## [Exercise details]
From the entries below, pull out each line where "Industrial" appears.

## [Records for this exercise]
+ + + +
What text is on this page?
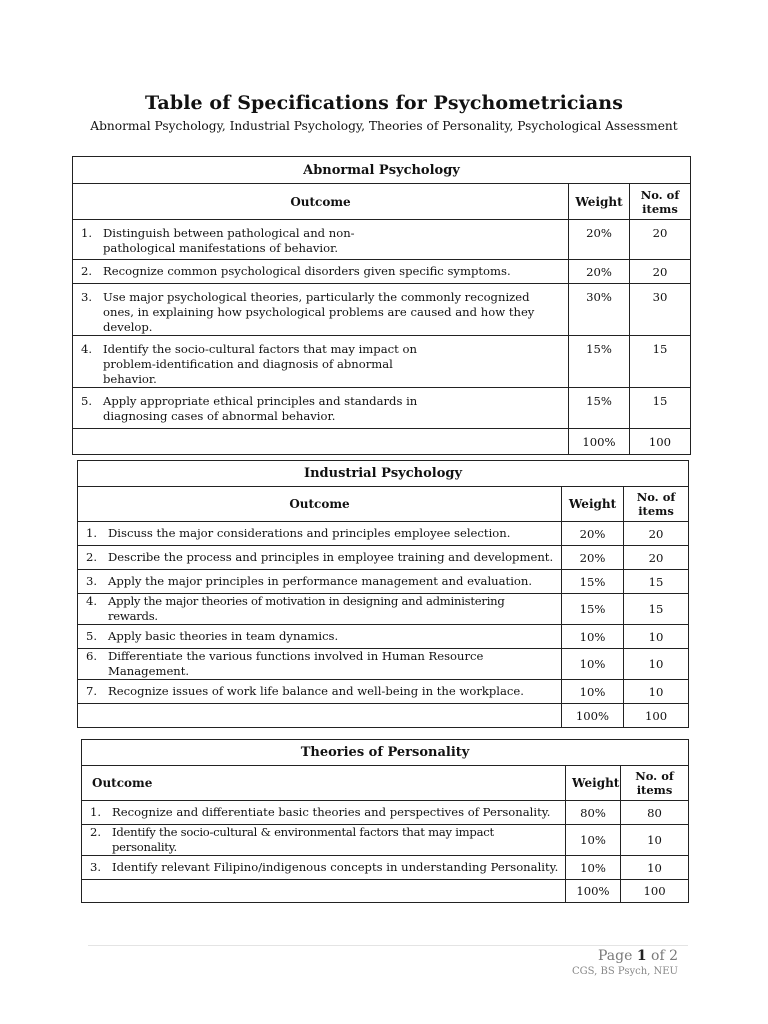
Table of Specifications for Psychometricians
Abnormal Psychology, Industrial Psychology, Theories of Personality, Psychological Assessment
Abnormal Psychology		
Outcome	Weight	No. of
items

1. Distinguish between pathological and non-pathological manifestations of behavior.	20%	20

2. Recognize common psychological disorders given specific symptoms.	20%	20

3. Use major psychological theories, particularly the commonly recognized ones, in explaining how psychological problems are caused and how they develop.	30%	30

4. Identify the socio-cultural factors that may impact on problem-identification and diagnosis of abnormal behavior.	15%	15

5. Apply appropriate ethical principles and standards in diagnosing cases of abnormal behavior.	15%	15
	100%	100
Industrial Psychology		
Outcome	Weight	No. of
items

1. Discuss the major considerations and principles employee selection.	20%	20

2. Describe the process and principles in employee training and development.	20%	20

3. Apply the major principles in performance management and evaluation.	15%	15

4. Apply the major theories of motivation in designing and administering rewards.	15%	15

5. Apply basic theories in team dynamics.	10%	10

6. Differentiate the various functions involved in Human Resource Management.	10%	10

7. Recognize issues of work life balance and well-being in the workplace.	10%	10
	100%	100
Theories of Personality		
Outcome	Weight	No. of
items

1. Recognize and differentiate basic theories and perspectives of Personality.	80%	80

2. Identify the socio-cultural & environmental factors that may impact personality.	10%	10

3. Identify relevant Filipino/indigenous concepts in understanding Personality.	10%	10
	100%	100
Page 1 of 2
CGS, BS Psych, NEU
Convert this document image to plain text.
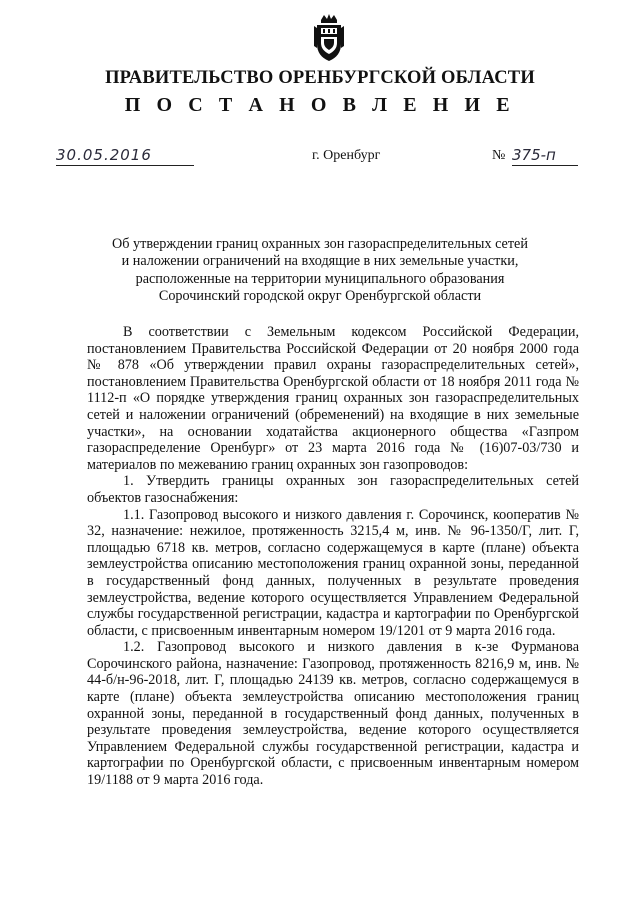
ПРАВИТЕЛЬСТВО ОРЕНБУРГСКОЙ ОБЛАСТИ
П О С Т А Н О В Л Е Н И Е
30.05.2016	г. Оренбург	№ 375-п
Об утверждении границ охранных зон газораспределительных сетей
и наложении ограничений на входящие в них земельные участки,
расположенные на территории муниципального образования
Сорочинский городской округ Оренбургской области

В соответствии с Земельным кодексом Российской Федерации, постановлением Правительства Российской Федерации от 20 ноября 2000 года № 878 «Об утверждении правил охраны газораспределительных сетей», постановлением Правительства Оренбургской области от 18 ноября 2011 года № 1112-п «О порядке утверждения границ охранных зон газораспределительных сетей и наложении ограничений (обременений) на входящие в них земельные участки», на основании ходатайства акционерного общества «Газпром газораспределение Оренбург» от 23 марта 2016 года № (16)07-03/730 и материалов по межеванию границ охранных зон газопроводов:

1. Утвердить границы охранных зон газораспределительных сетей объектов газоснабжения:

1.1. Газопровод высокого и низкого давления г. Сорочинск, кооператив № 32, назначение: нежилое, протяженность 3215,4 м, инв. № 96-1350/Г, лит. Г, площадью 6718 кв. метров, согласно содержащемуся в карте (плане) объекта землеустройства описанию местоположения границ охранной зоны, переданной в государственный фонд данных, полученных в результате проведения землеустройства, ведение которого осуществляется Управлением Федеральной службы государственной регистрации, кадастра и картографии по Оренбургской области, с присвоенным инвентарным номером 19/1201 от 9 марта 2016 года.

1.2. Газопровод высокого и низкого давления в к-зе Фурманова Сорочинского района, назначение: Газопровод, протяженность 8216,9 м, инв. № 44-б/н-96-2018, лит. Г, площадью 24139 кв. метров, согласно содержащемуся в карте (плане) объекта землеустройства описанию местоположения границ охранной зоны, переданной в государственный фонд данных, полученных в результате проведения землеустройства, ведение которого осуществляется Управлением Федеральной службы государственной регистрации, кадастра и картографии по Оренбургской области, с присвоенным инвентарным номером 19/1188 от 9 марта 2016 года.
+ + + +
## [Response to the exercise]
Abnormal Psychology, Industrial Psychology, Theories of Personality, Psychological Assessment
Industrial Psychology		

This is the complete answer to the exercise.